> [STATED TASK] Search the material and gather each line with "Platform" in it.
__________
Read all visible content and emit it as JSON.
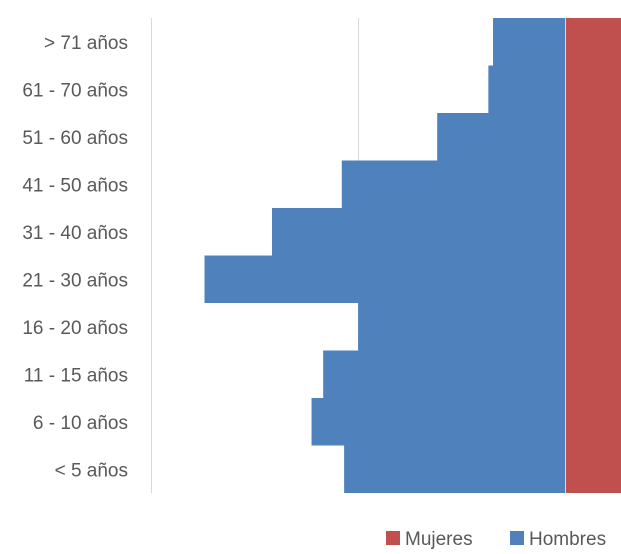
{
  "chart_data": {
    "type": "bar",
    "orientation": "horizontal",
    "layout": "population-pyramid",
    "categories": [
      "< 5 años",
      "6 - 10 años",
      "11 - 15 años",
      "16 - 20 años",
      "21 - 30 años",
      "31 - 40 años",
      "41 - 50 años",
      "51 - 60 años",
      "61 - 70 años",
      "> 71 años"
    ],
    "series": [
      {
        "name": "Mujeres",
        "color": "#C0504D",
        "values": [
          0.24,
          0.24,
          0.24,
          0.24,
          0.24,
          0.24,
          0.24,
          0.24,
          0.24,
          0.24
        ]
      },
      {
        "name": "Hombres",
        "color": "#4F81BD",
        "values": [
          -0.95,
          -1.09,
          -1.04,
          -0.89,
          -1.55,
          -1.26,
          -0.96,
          -0.55,
          -0.33,
          -0.31
        ]
      }
    ],
    "xlim": [
      -1.78,
      0.24
    ],
    "gridlines_x": [
      -1.78,
      -0.89
    ],
    "axis_line_x": 0,
    "title": "",
    "xlabel": "",
    "ylabel": "",
    "legend": {
      "position": "bottom-right",
      "items": [
        "Mujeres",
        "Hombres"
      ]
    },
    "grid": true
  }
}
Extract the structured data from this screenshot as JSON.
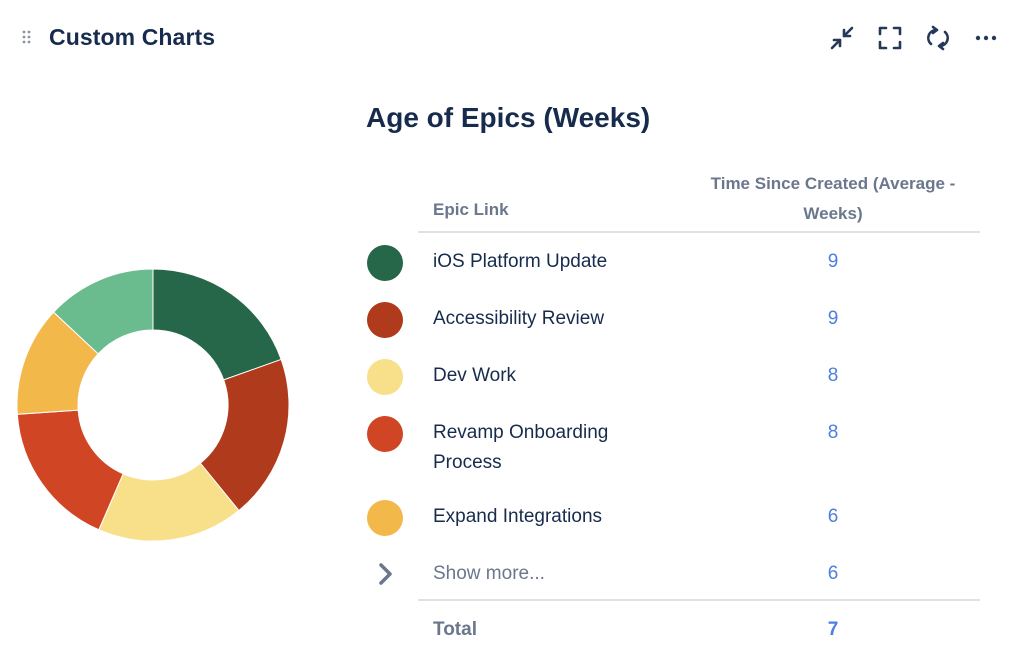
{
  "gadget": {
    "title": "Custom Charts",
    "toolbar": [
      {
        "name": "minimize-icon",
        "label": "Minimize"
      },
      {
        "name": "fullscreen-icon",
        "label": "Full screen"
      },
      {
        "name": "refresh-icon",
        "label": "Refresh"
      },
      {
        "name": "more-icon",
        "label": "More actions"
      }
    ]
  },
  "chart": {
    "title": "Age of Epics (Weeks)",
    "columns": {
      "epic": "Epic Link",
      "time": "Time Since Created (Average - Weeks)"
    },
    "rows": [
      {
        "label": "iOS Platform Update",
        "value": "9",
        "color": "#276749"
      },
      {
        "label": "Accessibility Review",
        "value": "9",
        "color": "#b03a1c"
      },
      {
        "label": "Dev Work",
        "value": "8",
        "color": "#f8df8a"
      },
      {
        "label": "Revamp Onboarding Process",
        "value": "8",
        "color": "#d04624"
      },
      {
        "label": "Expand Integrations",
        "value": "6",
        "color": "#f3b84a"
      }
    ],
    "show_more": {
      "label": "Show more...",
      "value": "6",
      "color": "#6abc8f"
    },
    "total": {
      "label": "Total",
      "value": "7"
    }
  },
  "chart_data": {
    "type": "pie",
    "title": "Age of Epics (Weeks)",
    "categories": [
      "iOS Platform Update",
      "Accessibility Review",
      "Dev Work",
      "Revamp Onboarding Process",
      "Expand Integrations",
      "Show more..."
    ],
    "values": [
      9,
      9,
      8,
      8,
      6,
      6
    ],
    "colors": [
      "#276749",
      "#b03a1c",
      "#f8df8a",
      "#d04624",
      "#f3b84a",
      "#6abc8f"
    ],
    "donut": true
  }
}
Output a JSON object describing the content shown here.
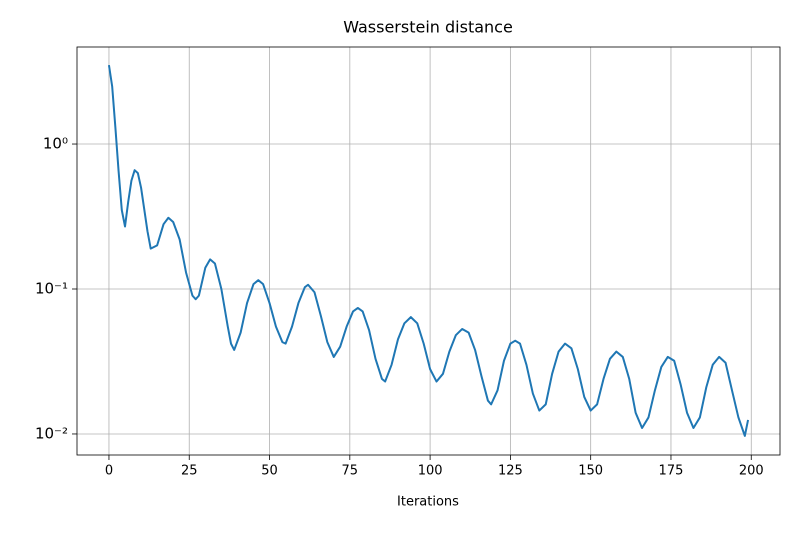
{
  "chart_data": {
    "type": "line",
    "title": "Wasserstein distance",
    "xlabel": "Iterations",
    "x": [
      0,
      1,
      2,
      3,
      4,
      5,
      6,
      7,
      8,
      9,
      10,
      12,
      13,
      15,
      17,
      18.5,
      20,
      22,
      24,
      26,
      27,
      28,
      30,
      31.5,
      33,
      35,
      37,
      38,
      39,
      41,
      43,
      45,
      46.5,
      48,
      50,
      52,
      54,
      55,
      57,
      59,
      61,
      62,
      64,
      66,
      68,
      70,
      72,
      74,
      76,
      77.5,
      79,
      81,
      83,
      85,
      86,
      88,
      90,
      92,
      94,
      96,
      98,
      100,
      102,
      104,
      106,
      108,
      110,
      112,
      114,
      116,
      118,
      119,
      121,
      123,
      125,
      126.5,
      128,
      130,
      132,
      134,
      136,
      138,
      140,
      142,
      144,
      146,
      148,
      150,
      152,
      154,
      156,
      158,
      160,
      162,
      164,
      166,
      168,
      170,
      172,
      174,
      176,
      178,
      180,
      182,
      184,
      186,
      188,
      190,
      192,
      194,
      196,
      198,
      199
    ],
    "series": [
      {
        "name": "Wasserstein distance",
        "color": "#1f77b4",
        "values": [
          3.5,
          2.5,
          1.3,
          0.65,
          0.35,
          0.27,
          0.4,
          0.56,
          0.66,
          0.63,
          0.5,
          0.25,
          0.19,
          0.2,
          0.28,
          0.31,
          0.29,
          0.22,
          0.13,
          0.09,
          0.085,
          0.09,
          0.14,
          0.16,
          0.15,
          0.1,
          0.055,
          0.042,
          0.038,
          0.05,
          0.08,
          0.108,
          0.115,
          0.108,
          0.08,
          0.055,
          0.043,
          0.042,
          0.055,
          0.08,
          0.103,
          0.107,
          0.095,
          0.065,
          0.043,
          0.034,
          0.04,
          0.055,
          0.07,
          0.074,
          0.07,
          0.052,
          0.033,
          0.024,
          0.023,
          0.03,
          0.045,
          0.058,
          0.064,
          0.058,
          0.042,
          0.028,
          0.023,
          0.026,
          0.037,
          0.048,
          0.053,
          0.05,
          0.038,
          0.025,
          0.017,
          0.016,
          0.02,
          0.032,
          0.042,
          0.044,
          0.042,
          0.03,
          0.019,
          0.0145,
          0.016,
          0.026,
          0.037,
          0.042,
          0.039,
          0.028,
          0.018,
          0.0145,
          0.016,
          0.024,
          0.033,
          0.037,
          0.034,
          0.024,
          0.014,
          0.011,
          0.013,
          0.02,
          0.029,
          0.034,
          0.032,
          0.022,
          0.014,
          0.011,
          0.013,
          0.021,
          0.03,
          0.034,
          0.031,
          0.02,
          0.013,
          0.0097,
          0.0125
        ]
      }
    ],
    "xlim": [
      -9.95,
      208.95
    ],
    "xticks": [
      0,
      25,
      50,
      75,
      100,
      125,
      150,
      175,
      200
    ],
    "ylim": [
      0.00716,
      4.67
    ],
    "ylog": true,
    "yticks": [
      {
        "value": 0.01,
        "label": "10⁻²"
      },
      {
        "value": 0.1,
        "label": "10⁻¹"
      },
      {
        "value": 1,
        "label": "10⁰"
      }
    ],
    "grid": true
  }
}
__________
> [ANSWER]
        "label": "iOS Platform Update",
      "iOS Platform Update",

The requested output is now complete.